(Saved entries)
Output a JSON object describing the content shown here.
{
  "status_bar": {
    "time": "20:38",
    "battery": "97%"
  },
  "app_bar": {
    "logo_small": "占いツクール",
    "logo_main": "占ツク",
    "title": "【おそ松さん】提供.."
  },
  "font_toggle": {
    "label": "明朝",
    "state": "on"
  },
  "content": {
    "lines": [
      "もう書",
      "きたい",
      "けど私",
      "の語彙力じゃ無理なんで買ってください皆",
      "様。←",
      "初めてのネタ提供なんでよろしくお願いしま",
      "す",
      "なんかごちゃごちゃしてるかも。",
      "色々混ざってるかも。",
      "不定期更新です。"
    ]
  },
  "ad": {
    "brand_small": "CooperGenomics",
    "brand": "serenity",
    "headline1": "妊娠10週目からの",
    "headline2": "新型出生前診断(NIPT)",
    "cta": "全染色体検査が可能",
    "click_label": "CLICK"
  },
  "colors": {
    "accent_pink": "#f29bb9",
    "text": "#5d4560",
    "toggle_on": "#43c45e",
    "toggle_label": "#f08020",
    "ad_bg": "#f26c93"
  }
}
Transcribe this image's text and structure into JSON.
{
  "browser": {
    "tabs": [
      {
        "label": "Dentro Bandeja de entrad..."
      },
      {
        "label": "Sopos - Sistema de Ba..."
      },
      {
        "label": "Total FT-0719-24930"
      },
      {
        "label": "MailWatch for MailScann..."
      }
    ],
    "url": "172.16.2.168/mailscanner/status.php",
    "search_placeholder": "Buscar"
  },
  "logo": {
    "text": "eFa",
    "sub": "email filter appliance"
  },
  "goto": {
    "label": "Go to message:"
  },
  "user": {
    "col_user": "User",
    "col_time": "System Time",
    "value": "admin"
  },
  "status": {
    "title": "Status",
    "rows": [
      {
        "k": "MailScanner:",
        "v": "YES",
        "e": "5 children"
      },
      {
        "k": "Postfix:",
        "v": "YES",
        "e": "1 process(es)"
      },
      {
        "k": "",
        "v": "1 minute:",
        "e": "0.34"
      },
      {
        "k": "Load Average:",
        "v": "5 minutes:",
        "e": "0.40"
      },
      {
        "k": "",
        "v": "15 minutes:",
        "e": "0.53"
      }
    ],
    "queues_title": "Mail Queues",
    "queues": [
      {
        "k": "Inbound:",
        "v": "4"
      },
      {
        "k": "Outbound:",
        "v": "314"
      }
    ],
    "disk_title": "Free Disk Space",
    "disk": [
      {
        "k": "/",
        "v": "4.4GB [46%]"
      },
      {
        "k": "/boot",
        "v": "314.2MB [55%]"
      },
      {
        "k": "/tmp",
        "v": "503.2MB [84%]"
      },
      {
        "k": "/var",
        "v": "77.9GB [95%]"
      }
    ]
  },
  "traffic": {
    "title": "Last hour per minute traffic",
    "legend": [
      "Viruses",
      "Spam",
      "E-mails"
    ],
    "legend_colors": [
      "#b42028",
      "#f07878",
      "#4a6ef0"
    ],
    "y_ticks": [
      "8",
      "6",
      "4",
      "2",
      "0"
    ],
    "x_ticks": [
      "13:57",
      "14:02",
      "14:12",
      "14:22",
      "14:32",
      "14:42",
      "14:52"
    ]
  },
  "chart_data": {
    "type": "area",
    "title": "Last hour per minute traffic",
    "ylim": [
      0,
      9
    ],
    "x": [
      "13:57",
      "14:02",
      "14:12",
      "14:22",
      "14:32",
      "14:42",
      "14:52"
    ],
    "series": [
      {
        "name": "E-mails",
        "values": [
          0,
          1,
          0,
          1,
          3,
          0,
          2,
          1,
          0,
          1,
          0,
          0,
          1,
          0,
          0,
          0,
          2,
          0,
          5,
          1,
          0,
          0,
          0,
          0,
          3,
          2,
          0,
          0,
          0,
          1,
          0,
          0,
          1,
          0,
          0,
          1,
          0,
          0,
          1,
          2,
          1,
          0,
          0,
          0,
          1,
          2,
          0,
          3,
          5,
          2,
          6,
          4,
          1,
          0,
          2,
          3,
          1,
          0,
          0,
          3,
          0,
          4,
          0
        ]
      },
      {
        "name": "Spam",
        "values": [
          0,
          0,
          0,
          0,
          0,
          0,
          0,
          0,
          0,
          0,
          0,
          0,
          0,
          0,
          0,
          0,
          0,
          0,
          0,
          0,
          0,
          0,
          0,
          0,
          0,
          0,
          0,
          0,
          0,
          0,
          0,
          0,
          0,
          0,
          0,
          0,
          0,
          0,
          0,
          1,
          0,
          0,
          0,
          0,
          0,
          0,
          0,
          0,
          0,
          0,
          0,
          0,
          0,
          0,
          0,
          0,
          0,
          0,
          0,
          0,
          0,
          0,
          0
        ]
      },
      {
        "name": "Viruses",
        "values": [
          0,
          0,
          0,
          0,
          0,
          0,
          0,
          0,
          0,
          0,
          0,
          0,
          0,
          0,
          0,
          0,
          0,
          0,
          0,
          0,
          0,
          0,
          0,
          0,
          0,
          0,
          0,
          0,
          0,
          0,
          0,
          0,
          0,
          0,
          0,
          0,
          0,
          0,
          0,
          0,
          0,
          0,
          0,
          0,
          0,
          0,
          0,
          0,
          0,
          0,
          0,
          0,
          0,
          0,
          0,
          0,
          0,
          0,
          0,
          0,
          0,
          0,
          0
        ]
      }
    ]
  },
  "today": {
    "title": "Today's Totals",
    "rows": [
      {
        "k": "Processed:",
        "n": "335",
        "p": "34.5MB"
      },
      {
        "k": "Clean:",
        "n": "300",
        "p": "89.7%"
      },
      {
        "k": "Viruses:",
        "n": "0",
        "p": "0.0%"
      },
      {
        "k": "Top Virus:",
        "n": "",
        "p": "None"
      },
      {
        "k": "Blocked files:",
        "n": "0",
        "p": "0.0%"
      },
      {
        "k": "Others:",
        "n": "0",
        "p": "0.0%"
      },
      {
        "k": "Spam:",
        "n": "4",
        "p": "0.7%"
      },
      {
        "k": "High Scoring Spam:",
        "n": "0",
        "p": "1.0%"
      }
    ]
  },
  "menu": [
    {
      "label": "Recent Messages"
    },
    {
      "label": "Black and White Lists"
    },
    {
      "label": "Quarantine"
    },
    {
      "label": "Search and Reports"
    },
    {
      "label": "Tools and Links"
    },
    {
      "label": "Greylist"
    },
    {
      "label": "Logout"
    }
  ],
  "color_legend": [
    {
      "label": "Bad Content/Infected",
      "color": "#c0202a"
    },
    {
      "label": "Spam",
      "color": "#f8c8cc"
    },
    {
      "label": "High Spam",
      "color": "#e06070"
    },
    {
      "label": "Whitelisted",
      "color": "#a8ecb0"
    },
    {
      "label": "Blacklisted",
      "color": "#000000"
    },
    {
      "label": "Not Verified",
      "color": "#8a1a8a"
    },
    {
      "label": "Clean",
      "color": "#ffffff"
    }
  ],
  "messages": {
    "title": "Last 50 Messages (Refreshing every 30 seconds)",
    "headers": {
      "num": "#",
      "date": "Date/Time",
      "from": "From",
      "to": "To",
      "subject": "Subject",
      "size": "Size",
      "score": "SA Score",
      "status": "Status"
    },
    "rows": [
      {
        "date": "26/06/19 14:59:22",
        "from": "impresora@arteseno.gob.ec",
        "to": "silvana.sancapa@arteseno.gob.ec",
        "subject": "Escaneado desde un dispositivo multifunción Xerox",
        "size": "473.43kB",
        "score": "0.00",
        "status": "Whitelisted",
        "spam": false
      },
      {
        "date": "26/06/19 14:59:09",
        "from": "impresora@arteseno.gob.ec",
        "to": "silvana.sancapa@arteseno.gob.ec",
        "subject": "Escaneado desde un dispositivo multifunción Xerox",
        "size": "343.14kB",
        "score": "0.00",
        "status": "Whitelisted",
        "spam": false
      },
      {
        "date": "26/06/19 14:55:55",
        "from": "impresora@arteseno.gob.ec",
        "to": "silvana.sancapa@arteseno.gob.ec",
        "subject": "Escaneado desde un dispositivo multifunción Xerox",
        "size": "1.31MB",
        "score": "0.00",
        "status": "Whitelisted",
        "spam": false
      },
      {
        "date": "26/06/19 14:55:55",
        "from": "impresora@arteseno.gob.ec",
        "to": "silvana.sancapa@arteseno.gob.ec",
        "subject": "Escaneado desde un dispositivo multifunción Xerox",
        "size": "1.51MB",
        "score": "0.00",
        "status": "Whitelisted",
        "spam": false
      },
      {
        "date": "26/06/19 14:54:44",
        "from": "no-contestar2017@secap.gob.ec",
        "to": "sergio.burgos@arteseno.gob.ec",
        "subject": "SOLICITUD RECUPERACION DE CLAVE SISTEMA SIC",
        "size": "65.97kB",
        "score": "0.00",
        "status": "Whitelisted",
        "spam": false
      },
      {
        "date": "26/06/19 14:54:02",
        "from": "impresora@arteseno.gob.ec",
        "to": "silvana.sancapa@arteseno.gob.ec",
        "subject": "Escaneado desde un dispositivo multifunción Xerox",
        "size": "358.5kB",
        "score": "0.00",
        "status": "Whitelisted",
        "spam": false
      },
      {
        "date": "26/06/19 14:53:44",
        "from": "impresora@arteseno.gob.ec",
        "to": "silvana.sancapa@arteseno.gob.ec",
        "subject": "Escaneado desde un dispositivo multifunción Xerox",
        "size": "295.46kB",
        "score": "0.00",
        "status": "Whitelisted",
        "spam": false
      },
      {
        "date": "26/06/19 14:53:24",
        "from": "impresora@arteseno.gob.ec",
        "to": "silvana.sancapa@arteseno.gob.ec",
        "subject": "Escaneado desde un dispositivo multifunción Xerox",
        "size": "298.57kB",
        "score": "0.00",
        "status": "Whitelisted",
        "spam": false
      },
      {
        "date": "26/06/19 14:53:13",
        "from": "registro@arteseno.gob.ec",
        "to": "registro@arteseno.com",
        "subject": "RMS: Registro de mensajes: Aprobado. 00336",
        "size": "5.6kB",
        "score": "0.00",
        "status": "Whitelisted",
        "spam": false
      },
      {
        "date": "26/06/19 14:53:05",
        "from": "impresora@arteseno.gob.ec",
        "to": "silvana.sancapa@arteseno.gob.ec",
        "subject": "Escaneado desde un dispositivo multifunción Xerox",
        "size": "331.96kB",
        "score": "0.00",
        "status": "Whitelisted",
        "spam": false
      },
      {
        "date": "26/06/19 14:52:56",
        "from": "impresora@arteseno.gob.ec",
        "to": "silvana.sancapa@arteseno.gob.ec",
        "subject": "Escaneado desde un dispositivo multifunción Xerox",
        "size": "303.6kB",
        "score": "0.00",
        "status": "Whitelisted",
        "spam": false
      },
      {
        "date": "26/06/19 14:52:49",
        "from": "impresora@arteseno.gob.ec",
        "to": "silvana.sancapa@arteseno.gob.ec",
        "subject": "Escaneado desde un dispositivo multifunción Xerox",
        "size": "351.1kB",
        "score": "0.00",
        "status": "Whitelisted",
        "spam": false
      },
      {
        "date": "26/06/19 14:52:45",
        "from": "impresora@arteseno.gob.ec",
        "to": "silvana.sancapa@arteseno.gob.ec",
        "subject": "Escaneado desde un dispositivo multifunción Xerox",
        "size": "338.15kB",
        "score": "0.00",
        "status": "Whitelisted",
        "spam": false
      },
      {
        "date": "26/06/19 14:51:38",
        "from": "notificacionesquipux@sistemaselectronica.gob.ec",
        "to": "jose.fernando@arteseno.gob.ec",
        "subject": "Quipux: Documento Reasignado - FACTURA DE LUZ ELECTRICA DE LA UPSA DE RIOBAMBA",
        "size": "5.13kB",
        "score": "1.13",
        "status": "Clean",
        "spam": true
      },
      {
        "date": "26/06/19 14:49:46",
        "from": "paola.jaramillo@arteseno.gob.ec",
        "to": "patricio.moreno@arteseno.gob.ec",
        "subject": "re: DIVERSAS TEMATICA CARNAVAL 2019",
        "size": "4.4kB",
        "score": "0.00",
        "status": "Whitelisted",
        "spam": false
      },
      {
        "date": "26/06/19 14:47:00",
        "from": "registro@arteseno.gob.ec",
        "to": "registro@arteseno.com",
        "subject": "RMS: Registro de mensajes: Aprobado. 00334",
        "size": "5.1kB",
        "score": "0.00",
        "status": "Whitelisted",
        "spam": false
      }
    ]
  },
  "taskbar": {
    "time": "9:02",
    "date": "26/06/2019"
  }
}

▶ [Task brief]
Whenever the word "text" occurs in a line of the records, that line counts toward the total; state the total only.

▶ [Exercise result]
3